[Begin Dataset content]
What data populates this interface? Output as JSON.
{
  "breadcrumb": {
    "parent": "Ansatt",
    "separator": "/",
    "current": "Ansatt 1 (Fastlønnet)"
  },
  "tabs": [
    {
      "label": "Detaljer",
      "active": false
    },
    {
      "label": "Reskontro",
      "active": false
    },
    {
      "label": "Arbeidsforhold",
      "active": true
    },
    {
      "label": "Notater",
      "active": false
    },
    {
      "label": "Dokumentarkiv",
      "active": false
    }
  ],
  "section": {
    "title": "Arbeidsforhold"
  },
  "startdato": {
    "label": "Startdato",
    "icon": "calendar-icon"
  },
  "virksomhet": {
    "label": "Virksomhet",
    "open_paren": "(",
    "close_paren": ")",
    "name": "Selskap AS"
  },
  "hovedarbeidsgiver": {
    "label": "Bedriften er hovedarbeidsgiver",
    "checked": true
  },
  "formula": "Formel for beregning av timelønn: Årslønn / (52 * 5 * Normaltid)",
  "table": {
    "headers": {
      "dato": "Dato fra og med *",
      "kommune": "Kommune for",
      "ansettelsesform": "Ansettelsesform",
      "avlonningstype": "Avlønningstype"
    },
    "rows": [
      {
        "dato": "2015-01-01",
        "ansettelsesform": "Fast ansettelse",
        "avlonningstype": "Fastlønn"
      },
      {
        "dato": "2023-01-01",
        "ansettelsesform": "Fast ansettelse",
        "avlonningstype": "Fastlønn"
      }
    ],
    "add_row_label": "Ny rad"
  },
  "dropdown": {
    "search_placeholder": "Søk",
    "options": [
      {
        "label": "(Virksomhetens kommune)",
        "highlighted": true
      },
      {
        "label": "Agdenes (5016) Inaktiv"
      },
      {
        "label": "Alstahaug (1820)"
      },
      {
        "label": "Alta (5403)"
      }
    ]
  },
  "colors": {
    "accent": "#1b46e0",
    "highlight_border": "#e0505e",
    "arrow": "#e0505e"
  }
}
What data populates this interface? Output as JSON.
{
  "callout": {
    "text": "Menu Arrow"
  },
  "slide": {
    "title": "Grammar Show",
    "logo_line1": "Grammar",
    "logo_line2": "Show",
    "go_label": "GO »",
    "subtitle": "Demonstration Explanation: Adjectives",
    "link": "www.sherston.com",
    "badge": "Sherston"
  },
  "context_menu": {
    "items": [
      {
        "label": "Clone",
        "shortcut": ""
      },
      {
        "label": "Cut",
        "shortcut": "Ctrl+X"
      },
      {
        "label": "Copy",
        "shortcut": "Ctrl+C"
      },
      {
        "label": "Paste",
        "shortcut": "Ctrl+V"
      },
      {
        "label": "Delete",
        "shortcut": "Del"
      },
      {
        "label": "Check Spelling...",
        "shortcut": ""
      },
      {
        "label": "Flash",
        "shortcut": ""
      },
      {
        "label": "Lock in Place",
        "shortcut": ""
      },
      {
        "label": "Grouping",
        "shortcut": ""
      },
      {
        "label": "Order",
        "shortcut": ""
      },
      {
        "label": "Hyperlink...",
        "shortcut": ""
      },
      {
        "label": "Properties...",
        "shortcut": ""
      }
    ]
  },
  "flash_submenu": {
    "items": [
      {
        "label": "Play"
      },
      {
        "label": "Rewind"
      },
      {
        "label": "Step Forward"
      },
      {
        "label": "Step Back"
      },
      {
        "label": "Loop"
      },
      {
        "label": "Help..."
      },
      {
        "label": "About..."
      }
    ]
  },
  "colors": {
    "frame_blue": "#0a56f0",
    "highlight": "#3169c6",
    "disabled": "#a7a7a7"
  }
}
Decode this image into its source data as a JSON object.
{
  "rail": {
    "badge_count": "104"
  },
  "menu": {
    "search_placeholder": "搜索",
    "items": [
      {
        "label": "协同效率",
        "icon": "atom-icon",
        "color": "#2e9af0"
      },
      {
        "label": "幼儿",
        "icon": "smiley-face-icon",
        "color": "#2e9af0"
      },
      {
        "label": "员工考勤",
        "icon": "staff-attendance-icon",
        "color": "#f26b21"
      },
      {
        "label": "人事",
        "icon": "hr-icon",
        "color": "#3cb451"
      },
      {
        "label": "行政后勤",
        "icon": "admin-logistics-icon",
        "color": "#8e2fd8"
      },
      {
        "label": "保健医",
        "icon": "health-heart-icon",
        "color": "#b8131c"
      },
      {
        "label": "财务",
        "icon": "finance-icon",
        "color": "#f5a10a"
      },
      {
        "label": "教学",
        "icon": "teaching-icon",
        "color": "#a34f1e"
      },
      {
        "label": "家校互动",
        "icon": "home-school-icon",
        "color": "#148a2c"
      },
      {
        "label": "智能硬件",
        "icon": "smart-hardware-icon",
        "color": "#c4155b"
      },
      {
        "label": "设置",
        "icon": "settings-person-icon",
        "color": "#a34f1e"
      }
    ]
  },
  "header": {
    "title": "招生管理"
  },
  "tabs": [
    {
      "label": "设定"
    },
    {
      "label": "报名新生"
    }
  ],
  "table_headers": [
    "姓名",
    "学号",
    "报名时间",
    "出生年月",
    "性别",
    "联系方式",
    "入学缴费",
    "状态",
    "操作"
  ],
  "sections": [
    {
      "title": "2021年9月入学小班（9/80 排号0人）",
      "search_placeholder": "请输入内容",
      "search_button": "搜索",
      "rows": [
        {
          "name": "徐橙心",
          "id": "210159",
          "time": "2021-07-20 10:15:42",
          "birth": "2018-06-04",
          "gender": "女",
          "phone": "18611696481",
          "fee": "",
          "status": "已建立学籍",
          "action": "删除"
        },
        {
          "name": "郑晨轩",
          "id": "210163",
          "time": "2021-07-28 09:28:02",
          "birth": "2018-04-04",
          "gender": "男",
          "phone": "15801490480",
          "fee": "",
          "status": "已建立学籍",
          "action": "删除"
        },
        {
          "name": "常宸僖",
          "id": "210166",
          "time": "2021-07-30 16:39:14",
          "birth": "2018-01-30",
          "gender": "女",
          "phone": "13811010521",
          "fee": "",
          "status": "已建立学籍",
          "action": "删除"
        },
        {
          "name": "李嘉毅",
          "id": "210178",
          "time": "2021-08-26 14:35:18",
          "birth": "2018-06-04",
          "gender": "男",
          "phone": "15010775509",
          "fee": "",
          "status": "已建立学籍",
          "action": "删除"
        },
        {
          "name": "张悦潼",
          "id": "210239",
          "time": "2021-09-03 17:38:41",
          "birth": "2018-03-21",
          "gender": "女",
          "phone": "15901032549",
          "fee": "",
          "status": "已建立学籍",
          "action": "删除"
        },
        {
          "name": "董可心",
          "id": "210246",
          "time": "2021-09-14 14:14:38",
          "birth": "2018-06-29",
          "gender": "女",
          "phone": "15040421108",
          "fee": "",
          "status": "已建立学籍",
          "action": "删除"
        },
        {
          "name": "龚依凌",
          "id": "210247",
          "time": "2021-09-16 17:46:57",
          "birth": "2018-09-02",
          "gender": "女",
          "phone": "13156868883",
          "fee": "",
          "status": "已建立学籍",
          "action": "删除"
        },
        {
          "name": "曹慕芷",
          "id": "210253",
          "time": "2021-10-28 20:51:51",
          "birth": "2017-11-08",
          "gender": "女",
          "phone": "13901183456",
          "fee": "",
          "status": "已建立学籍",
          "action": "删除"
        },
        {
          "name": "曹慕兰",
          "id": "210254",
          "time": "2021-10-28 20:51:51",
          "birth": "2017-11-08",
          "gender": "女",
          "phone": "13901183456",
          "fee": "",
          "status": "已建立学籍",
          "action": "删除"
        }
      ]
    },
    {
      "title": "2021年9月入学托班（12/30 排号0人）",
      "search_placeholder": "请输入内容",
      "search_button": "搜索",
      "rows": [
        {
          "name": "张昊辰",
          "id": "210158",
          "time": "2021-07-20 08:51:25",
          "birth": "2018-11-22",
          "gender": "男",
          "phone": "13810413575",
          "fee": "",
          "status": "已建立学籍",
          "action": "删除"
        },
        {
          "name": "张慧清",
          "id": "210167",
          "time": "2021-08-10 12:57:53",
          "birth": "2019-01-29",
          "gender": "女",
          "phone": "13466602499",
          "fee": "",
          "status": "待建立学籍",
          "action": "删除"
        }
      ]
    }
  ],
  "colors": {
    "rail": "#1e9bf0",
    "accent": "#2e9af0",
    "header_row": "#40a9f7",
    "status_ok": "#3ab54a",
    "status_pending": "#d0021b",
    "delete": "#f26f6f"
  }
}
[End Dataset content]
**Brief:**
Pick out all lines containing the string "name".

**The reply:**
    "name": "Selskap AS"
          "name": "徐橙心",
          "name": "郑晨轩",
          "name": "常宸僖",
          "name": "李嘉毅",
          "name": "张悦潼",
          "name": "董可心",
          "name": "龚依凌",
          "name": "曹慕芷",
          "name": "曹慕兰",
          "name": "张昊辰",
          "name": "张慧清",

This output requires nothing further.